* begin Provided records *

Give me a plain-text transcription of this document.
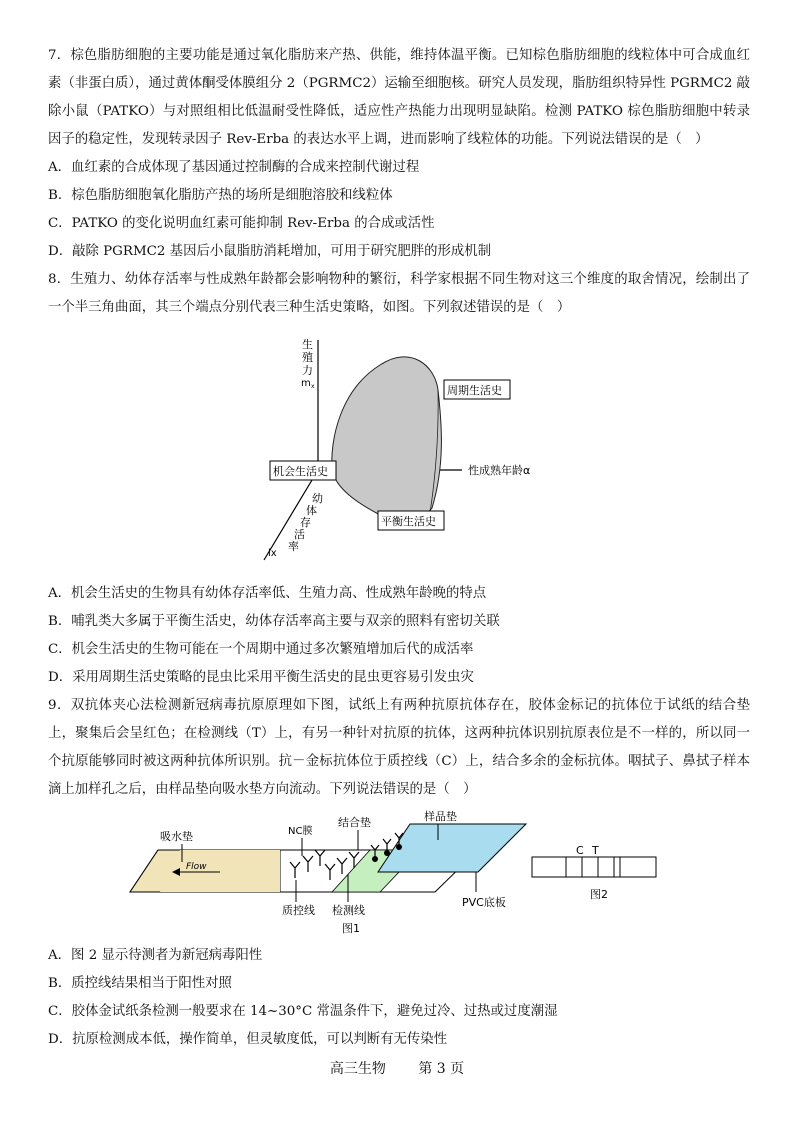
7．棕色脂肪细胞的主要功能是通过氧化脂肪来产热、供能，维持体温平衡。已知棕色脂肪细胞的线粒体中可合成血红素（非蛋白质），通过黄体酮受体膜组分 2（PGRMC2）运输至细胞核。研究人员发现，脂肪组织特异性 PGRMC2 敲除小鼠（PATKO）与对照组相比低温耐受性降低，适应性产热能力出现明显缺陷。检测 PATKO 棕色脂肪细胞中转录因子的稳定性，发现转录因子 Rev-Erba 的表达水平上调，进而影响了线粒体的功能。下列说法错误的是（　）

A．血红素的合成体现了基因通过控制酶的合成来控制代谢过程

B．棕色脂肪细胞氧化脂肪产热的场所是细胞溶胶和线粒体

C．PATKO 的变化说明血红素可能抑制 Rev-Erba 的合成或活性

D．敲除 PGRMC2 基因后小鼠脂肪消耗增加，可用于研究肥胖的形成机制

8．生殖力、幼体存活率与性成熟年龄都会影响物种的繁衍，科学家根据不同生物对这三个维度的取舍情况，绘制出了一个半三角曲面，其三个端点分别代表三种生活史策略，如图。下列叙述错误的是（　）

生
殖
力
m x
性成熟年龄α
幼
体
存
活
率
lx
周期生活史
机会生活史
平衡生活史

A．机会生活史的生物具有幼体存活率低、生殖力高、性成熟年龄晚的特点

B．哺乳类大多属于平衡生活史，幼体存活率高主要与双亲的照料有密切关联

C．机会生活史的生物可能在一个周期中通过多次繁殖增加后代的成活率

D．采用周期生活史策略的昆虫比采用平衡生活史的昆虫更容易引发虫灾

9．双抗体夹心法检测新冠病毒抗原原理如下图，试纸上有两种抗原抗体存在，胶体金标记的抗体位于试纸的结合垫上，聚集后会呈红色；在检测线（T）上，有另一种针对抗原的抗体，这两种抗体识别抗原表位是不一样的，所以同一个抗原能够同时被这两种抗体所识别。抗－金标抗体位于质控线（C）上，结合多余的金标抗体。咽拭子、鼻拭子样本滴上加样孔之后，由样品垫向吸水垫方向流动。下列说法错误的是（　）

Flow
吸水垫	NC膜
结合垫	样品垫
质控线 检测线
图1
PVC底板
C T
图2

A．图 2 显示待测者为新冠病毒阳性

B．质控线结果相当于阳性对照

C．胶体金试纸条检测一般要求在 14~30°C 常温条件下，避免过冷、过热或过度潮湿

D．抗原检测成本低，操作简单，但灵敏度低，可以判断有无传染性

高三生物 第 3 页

* end Provided records *
* begin Provided records *

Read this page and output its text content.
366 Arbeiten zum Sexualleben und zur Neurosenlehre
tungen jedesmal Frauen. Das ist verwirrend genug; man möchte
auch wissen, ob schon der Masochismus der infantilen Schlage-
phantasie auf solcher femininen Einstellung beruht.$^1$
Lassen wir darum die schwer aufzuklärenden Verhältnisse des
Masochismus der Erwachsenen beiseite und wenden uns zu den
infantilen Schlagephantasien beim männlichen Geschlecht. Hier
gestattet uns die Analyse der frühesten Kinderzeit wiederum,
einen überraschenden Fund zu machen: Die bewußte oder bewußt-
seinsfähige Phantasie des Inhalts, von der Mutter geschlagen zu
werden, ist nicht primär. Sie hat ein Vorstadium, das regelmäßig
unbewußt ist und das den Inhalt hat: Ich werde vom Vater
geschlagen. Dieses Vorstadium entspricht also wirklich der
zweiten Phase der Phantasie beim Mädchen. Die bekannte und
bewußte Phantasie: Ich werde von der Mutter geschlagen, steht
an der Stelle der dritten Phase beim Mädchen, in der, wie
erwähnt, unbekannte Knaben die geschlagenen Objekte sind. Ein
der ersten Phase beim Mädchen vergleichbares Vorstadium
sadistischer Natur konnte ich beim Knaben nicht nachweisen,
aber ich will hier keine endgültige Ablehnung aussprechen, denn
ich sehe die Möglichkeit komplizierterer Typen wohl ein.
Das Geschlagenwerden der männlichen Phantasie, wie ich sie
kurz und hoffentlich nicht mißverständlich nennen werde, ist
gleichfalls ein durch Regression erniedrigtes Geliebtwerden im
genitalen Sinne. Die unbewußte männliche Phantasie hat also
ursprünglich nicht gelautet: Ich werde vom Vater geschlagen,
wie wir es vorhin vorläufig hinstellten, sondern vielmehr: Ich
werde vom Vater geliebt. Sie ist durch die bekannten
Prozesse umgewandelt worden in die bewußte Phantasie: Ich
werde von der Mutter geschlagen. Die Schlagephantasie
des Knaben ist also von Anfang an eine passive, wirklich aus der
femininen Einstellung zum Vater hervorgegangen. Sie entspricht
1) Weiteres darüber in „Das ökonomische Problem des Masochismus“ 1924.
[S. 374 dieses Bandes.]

* end Provided records *

## Exercise objective
Locate the word "下列说法错误的是" in the data above. Copy every line carrying it.

## Answer to this problem
7．棕色脂肪细胞的主要功能是通过氧化脂肪来产热、供能，维持体温平衡。已知棕色脂肪细胞的线粒体中可合成血红素（非蛋白质），通过黄体酮受体膜组分 2（PGRMC2）运输至细胞核。研究人员发现，脂肪组织特异性 PGRMC2 敲除小鼠（PATKO）与对照组相比低温耐受性降低，适应性产热能力出现明显缺陷。检测 PATKO 棕色脂肪细胞中转录因子的稳定性，发现转录因子 Rev-Erba 的表达水平上调，进而影响了线粒体的功能。下列说法错误的是（　）
9．双抗体夹心法检测新冠病毒抗原原理如下图，试纸上有两种抗原抗体存在，胶体金标记的抗体位于试纸的结合垫上，聚集后会呈红色；在检测线（T）上，有另一种针对抗原的抗体，这两种抗体识别抗原表位是不一样的，所以同一个抗原能够同时被这两种抗体所识别。抗－金标抗体位于质控线（C）上，结合多余的金标抗体。咽拭子、鼻拭子样本滴上加样孔之后，由样品垫向吸水垫方向流动。下列说法错误的是（　）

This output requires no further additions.